Provided records

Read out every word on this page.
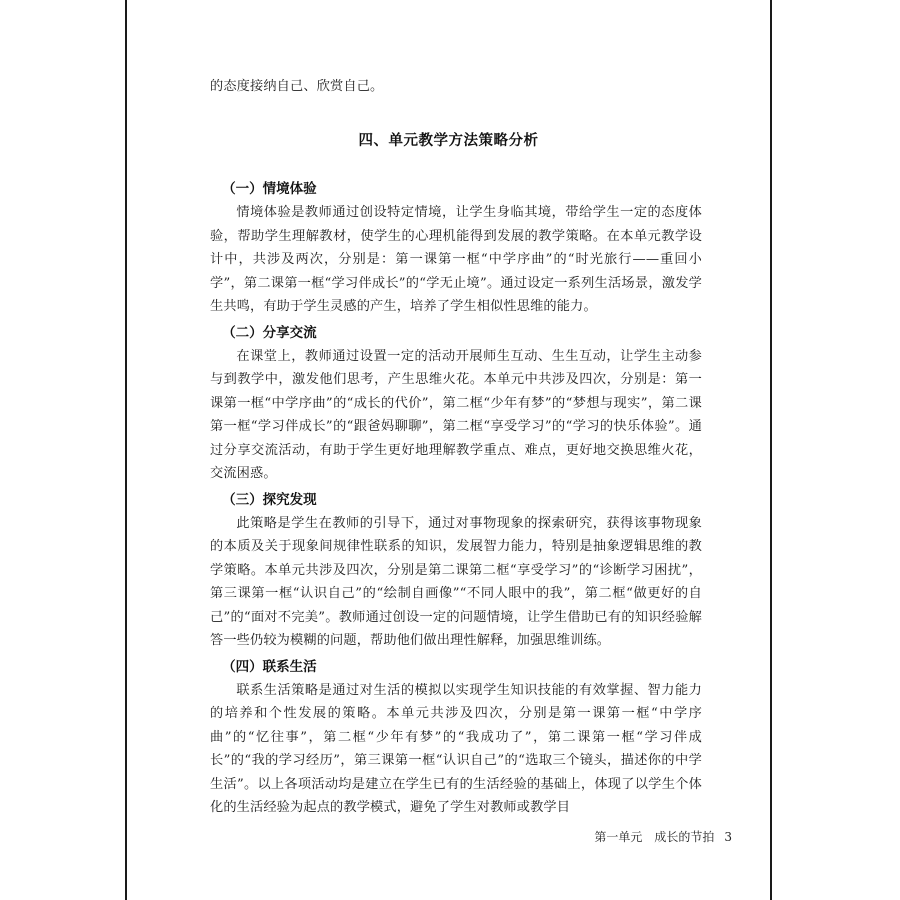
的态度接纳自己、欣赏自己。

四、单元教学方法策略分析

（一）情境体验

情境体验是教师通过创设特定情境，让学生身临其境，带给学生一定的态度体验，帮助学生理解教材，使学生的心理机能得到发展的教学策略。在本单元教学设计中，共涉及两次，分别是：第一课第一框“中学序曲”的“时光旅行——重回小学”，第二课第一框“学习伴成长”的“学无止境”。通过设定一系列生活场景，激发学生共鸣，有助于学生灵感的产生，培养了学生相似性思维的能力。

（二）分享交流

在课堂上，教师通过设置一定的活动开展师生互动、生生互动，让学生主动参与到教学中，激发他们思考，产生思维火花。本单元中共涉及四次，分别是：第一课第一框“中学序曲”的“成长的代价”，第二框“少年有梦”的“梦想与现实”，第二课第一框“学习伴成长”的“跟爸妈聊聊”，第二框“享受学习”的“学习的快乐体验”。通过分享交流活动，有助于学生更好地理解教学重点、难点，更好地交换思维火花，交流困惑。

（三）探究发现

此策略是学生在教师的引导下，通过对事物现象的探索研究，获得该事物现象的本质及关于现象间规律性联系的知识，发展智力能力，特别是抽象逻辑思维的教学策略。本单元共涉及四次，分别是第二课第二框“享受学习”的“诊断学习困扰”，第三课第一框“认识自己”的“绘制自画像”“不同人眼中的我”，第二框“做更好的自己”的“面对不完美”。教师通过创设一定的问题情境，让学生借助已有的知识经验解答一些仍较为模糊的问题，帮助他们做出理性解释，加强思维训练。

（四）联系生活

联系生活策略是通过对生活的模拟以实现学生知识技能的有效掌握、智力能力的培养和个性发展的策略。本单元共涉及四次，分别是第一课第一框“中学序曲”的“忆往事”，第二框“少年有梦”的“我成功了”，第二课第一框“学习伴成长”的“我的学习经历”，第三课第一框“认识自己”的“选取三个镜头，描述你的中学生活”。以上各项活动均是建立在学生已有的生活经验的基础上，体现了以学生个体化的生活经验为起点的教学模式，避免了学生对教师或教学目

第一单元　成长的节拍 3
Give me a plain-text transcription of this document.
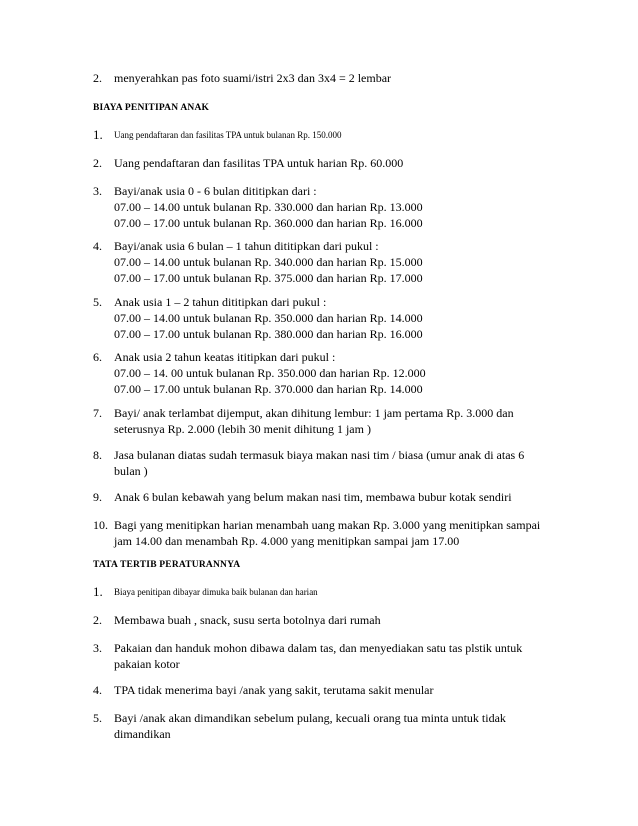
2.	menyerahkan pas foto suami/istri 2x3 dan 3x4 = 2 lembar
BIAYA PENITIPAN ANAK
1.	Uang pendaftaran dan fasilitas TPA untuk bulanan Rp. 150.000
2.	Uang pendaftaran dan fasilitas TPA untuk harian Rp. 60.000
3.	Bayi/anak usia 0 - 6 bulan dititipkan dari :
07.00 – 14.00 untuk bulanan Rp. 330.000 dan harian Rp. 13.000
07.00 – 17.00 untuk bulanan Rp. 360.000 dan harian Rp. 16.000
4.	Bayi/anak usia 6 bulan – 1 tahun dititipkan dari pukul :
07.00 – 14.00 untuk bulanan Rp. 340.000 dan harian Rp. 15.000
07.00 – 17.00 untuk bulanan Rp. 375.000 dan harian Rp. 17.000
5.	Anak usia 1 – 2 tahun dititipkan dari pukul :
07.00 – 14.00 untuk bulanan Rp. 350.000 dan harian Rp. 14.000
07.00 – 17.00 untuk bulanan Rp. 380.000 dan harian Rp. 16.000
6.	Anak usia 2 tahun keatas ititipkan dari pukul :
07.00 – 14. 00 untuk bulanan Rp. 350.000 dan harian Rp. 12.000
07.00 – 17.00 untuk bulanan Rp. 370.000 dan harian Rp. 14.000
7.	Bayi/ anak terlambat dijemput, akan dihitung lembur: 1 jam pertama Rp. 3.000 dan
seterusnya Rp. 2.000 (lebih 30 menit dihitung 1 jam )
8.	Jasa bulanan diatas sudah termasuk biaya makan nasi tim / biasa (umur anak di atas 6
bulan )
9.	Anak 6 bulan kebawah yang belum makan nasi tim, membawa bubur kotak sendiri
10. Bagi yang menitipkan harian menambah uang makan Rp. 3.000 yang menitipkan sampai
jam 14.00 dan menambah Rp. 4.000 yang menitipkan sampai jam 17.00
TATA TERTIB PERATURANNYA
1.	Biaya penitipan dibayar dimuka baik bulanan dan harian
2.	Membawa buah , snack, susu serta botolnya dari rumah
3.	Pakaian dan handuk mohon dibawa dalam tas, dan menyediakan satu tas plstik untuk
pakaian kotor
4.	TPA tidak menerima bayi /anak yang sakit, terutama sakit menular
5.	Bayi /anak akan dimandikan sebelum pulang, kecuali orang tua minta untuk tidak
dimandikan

What is needed
Print the complete listing exactly, apart from any pictures.

Exercise answer
Read out every word on this page.
的态度接纳自己、欣赏自己。

四、单元教学方法策略分析

（一）情境体验

情境体验是教师通过创设特定情境，让学生身临其境，带给学生一定的态度体验，帮助学生理解教材，使学生的心理机能得到发展的教学策略。在本单元教学设计中，共涉及两次，分别是：第一课第一框“中学序曲”的“时光旅行——重回小学”，第二课第一框“学习伴成长”的“学无止境”。通过设定一系列生活场景，激发学生共鸣，有助于学生灵感的产生，培养了学生相似性思维的能力。

（二）分享交流

在课堂上，教师通过设置一定的活动开展师生互动、生生互动，让学生主动参与到教学中，激发他们思考，产生思维火花。本单元中共涉及四次，分别是：第一课第一框“中学序曲”的“成长的代价”，第二框“少年有梦”的“梦想与现实”，第二课第一框“学习伴成长”的“跟爸妈聊聊”，第二框“享受学习”的“学习的快乐体验”。通过分享交流活动，有助于学生更好地理解教学重点、难点，更好地交换思维火花，交流困惑。

（三）探究发现

此策略是学生在教师的引导下，通过对事物现象的探索研究，获得该事物现象的本质及关于现象间规律性联系的知识，发展智力能力，特别是抽象逻辑思维的教学策略。本单元共涉及四次，分别是第二课第二框“享受学习”的“诊断学习困扰”，第三课第一框“认识自己”的“绘制自画像”“不同人眼中的我”，第二框“做更好的自己”的“面对不完美”。教师通过创设一定的问题情境，让学生借助已有的知识经验解答一些仍较为模糊的问题，帮助他们做出理性解释，加强思维训练。

（四）联系生活

联系生活策略是通过对生活的模拟以实现学生知识技能的有效掌握、智力能力的培养和个性发展的策略。本单元共涉及四次，分别是第一课第一框“中学序曲”的“忆往事”，第二框“少年有梦”的“我成功了”，第二课第一框“学习伴成长”的“我的学习经历”，第三课第一框“认识自己”的“选取三个镜头，描述你的中学生活”。以上各项活动均是建立在学生已有的生活经验的基础上，体现了以学生个体化的生活经验为起点的教学模式，避免了学生对教师或教学目

第一单元　成长的节拍 3
Give me a plain-text transcription of this document.
2.	menyerahkan pas foto suami/istri 2x3 dan 3x4 = 2 lembar
BIAYA PENITIPAN ANAK
1.	Uang pendaftaran dan fasilitas TPA untuk bulanan Rp. 150.000
2.	Uang pendaftaran dan fasilitas TPA untuk harian Rp. 60.000
3.	Bayi/anak usia 0 - 6 bulan dititipkan dari :
07.00 – 14.00 untuk bulanan Rp. 330.000 dan harian Rp. 13.000
07.00 – 17.00 untuk bulanan Rp. 360.000 dan harian Rp. 16.000
4.	Bayi/anak usia 6 bulan – 1 tahun dititipkan dari pukul :
07.00 – 14.00 untuk bulanan Rp. 340.000 dan harian Rp. 15.000
07.00 – 17.00 untuk bulanan Rp. 375.000 dan harian Rp. 17.000
5.	Anak usia 1 – 2 tahun dititipkan dari pukul :
07.00 – 14.00 untuk bulanan Rp. 350.000 dan harian Rp. 14.000
07.00 – 17.00 untuk bulanan Rp. 380.000 dan harian Rp. 16.000
6.	Anak usia 2 tahun keatas ititipkan dari pukul :
07.00 – 14. 00 untuk bulanan Rp. 350.000 dan harian Rp. 12.000
07.00 – 17.00 untuk bulanan Rp. 370.000 dan harian Rp. 14.000
7.	Bayi/ anak terlambat dijemput, akan dihitung lembur: 1 jam pertama Rp. 3.000 dan
seterusnya Rp. 2.000 (lebih 30 menit dihitung 1 jam )
8.	Jasa bulanan diatas sudah termasuk biaya makan nasi tim / biasa (umur anak di atas 6
bulan )
9.	Anak 6 bulan kebawah yang belum makan nasi tim, membawa bubur kotak sendiri
10. Bagi yang menitipkan harian menambah uang makan Rp. 3.000 yang menitipkan sampai
jam 14.00 dan menambah Rp. 4.000 yang menitipkan sampai jam 17.00
TATA TERTIB PERATURANNYA
1.	Biaya penitipan dibayar dimuka baik bulanan dan harian
2.	Membawa buah , snack, susu serta botolnya dari rumah
3.	Pakaian dan handuk mohon dibawa dalam tas, dan menyediakan satu tas plstik untuk
pakaian kotor
4.	TPA tidak menerima bayi /anak yang sakit, terutama sakit menular
5.	Bayi /anak akan dimandikan sebelum pulang, kecuali orang tua minta untuk tidak
dimandikan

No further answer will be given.